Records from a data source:

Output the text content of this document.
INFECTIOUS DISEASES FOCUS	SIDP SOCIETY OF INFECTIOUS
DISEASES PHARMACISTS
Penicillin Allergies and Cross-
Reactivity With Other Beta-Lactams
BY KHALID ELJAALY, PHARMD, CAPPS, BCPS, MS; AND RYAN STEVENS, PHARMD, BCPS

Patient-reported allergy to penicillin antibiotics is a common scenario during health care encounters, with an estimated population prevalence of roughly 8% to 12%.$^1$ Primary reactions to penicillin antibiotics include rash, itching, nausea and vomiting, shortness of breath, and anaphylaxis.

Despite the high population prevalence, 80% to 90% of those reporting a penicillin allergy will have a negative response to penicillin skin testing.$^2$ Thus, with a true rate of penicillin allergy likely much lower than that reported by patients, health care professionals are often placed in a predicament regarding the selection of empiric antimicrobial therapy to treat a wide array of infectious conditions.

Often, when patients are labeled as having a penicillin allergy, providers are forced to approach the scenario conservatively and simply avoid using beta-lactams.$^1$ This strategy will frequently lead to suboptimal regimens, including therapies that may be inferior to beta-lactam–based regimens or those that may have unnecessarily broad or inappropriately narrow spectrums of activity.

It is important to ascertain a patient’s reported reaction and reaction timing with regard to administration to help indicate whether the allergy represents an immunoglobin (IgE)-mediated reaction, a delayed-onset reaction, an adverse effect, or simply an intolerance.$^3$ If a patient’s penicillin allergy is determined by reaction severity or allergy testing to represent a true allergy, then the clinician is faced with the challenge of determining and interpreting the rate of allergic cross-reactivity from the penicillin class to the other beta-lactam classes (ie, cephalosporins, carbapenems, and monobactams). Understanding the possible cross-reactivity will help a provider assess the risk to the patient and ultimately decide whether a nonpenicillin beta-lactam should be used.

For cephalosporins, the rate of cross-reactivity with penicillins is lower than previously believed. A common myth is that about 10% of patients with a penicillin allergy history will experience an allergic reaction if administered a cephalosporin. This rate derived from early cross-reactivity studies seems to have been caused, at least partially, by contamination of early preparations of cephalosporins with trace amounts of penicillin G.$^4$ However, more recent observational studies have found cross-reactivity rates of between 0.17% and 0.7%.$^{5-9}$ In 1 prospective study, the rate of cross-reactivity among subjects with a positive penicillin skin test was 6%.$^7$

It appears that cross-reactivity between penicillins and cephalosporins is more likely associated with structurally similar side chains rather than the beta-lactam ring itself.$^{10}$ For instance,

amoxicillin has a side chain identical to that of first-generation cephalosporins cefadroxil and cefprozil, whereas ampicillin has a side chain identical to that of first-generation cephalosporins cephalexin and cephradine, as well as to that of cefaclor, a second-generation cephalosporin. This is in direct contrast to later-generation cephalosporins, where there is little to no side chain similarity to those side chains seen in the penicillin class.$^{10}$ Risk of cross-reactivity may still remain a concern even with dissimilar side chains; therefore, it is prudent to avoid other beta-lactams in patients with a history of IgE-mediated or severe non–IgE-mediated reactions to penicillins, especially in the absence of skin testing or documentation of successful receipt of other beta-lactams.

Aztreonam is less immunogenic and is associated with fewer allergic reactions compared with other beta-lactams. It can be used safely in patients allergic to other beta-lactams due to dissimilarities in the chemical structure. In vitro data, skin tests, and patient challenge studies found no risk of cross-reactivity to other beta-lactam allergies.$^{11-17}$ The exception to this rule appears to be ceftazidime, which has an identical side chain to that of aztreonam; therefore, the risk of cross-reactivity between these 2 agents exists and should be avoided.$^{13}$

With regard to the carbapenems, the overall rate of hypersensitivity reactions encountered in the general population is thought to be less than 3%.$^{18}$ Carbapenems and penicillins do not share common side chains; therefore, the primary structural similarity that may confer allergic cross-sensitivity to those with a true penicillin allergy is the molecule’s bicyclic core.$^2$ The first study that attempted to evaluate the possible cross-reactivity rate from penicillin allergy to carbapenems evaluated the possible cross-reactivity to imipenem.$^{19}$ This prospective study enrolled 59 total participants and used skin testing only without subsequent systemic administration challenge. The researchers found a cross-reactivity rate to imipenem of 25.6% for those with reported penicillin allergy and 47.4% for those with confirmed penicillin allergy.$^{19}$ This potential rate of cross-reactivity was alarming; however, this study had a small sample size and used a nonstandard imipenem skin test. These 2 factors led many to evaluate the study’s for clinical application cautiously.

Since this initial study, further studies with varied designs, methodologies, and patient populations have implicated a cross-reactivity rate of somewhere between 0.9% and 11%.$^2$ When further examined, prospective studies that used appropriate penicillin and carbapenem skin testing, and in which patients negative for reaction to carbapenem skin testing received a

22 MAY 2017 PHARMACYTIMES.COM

> [Task objective]: Transcribe all entries exactly as they are given.

> [Solution for this task]:
Output the text content of this document.
INFECTIOUS DISEASES FOCUS	SIDP SOCIETY OF INFECTIOUS
DISEASES PHARMACISTS
Penicillin Allergies and Cross-
Reactivity With Other Beta-Lactams
BY KHALID ELJAALY, PHARMD, CAPPS, BCPS, MS; AND RYAN STEVENS, PHARMD, BCPS

Patient-reported allergy to penicillin antibiotics is a common scenario during health care encounters, with an estimated population prevalence of roughly 8% to 12%.$^1$ Primary reactions to penicillin antibiotics include rash, itching, nausea and vomiting, shortness of breath, and anaphylaxis.

Despite the high population prevalence, 80% to 90% of those reporting a penicillin allergy will have a negative response to penicillin skin testing.$^2$ Thus, with a true rate of penicillin allergy likely much lower than that reported by patients, health care professionals are often placed in a predicament regarding the selection of empiric antimicrobial therapy to treat a wide array of infectious conditions.

Often, when patients are labeled as having a penicillin allergy, providers are forced to approach the scenario conservatively and simply avoid using beta-lactams.$^1$ This strategy will frequently lead to suboptimal regimens, including therapies that may be inferior to beta-lactam–based regimens or those that may have unnecessarily broad or inappropriately narrow spectrums of activity.

It is important to ascertain a patient’s reported reaction and reaction timing with regard to administration to help indicate whether the allergy represents an immunoglobin (IgE)-mediated reaction, a delayed-onset reaction, an adverse effect, or simply an intolerance.$^3$ If a patient’s penicillin allergy is determined by reaction severity or allergy testing to represent a true allergy, then the clinician is faced with the challenge of determining and interpreting the rate of allergic cross-reactivity from the penicillin class to the other beta-lactam classes (ie, cephalosporins, carbapenems, and monobactams). Understanding the possible cross-reactivity will help a provider assess the risk to the patient and ultimately decide whether a nonpenicillin beta-lactam should be used.

For cephalosporins, the rate of cross-reactivity with penicillins is lower than previously believed. A common myth is that about 10% of patients with a penicillin allergy history will experience an allergic reaction if administered a cephalosporin. This rate derived from early cross-reactivity studies seems to have been caused, at least partially, by contamination of early preparations of cephalosporins with trace amounts of penicillin G.$^4$ However, more recent observational studies have found cross-reactivity rates of between 0.17% and 0.7%.$^{5-9}$ In 1 prospective study, the rate of cross-reactivity among subjects with a positive penicillin skin test was 6%.$^7$

It appears that cross-reactivity between penicillins and cephalosporins is more likely associated with structurally similar side chains rather than the beta-lactam ring itself.$^{10}$ For instance,

amoxicillin has a side chain identical to that of first-generation cephalosporins cefadroxil and cefprozil, whereas ampicillin has a side chain identical to that of first-generation cephalosporins cephalexin and cephradine, as well as to that of cefaclor, a second-generation cephalosporin. This is in direct contrast to later-generation cephalosporins, where there is little to no side chain similarity to those side chains seen in the penicillin class.$^{10}$ Risk of cross-reactivity may still remain a concern even with dissimilar side chains; therefore, it is prudent to avoid other beta-lactams in patients with a history of IgE-mediated or severe non–IgE-mediated reactions to penicillins, especially in the absence of skin testing or documentation of successful receipt of other beta-lactams.

Aztreonam is less immunogenic and is associated with fewer allergic reactions compared with other beta-lactams. It can be used safely in patients allergic to other beta-lactams due to dissimilarities in the chemical structure. In vitro data, skin tests, and patient challenge studies found no risk of cross-reactivity to other beta-lactam allergies.$^{11-17}$ The exception to this rule appears to be ceftazidime, which has an identical side chain to that of aztreonam; therefore, the risk of cross-reactivity between these 2 agents exists and should be avoided.$^{13}$

With regard to the carbapenems, the overall rate of hypersensitivity reactions encountered in the general population is thought to be less than 3%.$^{18}$ Carbapenems and penicillins do not share common side chains; therefore, the primary structural similarity that may confer allergic cross-sensitivity to those with a true penicillin allergy is the molecule’s bicyclic core.$^2$ The first study that attempted to evaluate the possible cross-reactivity rate from penicillin allergy to carbapenems evaluated the possible cross-reactivity to imipenem.$^{19}$ This prospective study enrolled 59 total participants and used skin testing only without subsequent systemic administration challenge. The researchers found a cross-reactivity rate to imipenem of 25.6% for those with reported penicillin allergy and 47.4% for those with confirmed penicillin allergy.$^{19}$ This potential rate of cross-reactivity was alarming; however, this study had a small sample size and used a nonstandard imipenem skin test. These 2 factors led many to evaluate the study’s for clinical application cautiously.

Since this initial study, further studies with varied designs, methodologies, and patient populations have implicated a cross-reactivity rate of somewhere between 0.9% and 11%.$^2$ When further examined, prospective studies that used appropriate penicillin and carbapenem skin testing, and in which patients negative for reaction to carbapenem skin testing received a

22 MAY 2017 PHARMACYTIMES.COM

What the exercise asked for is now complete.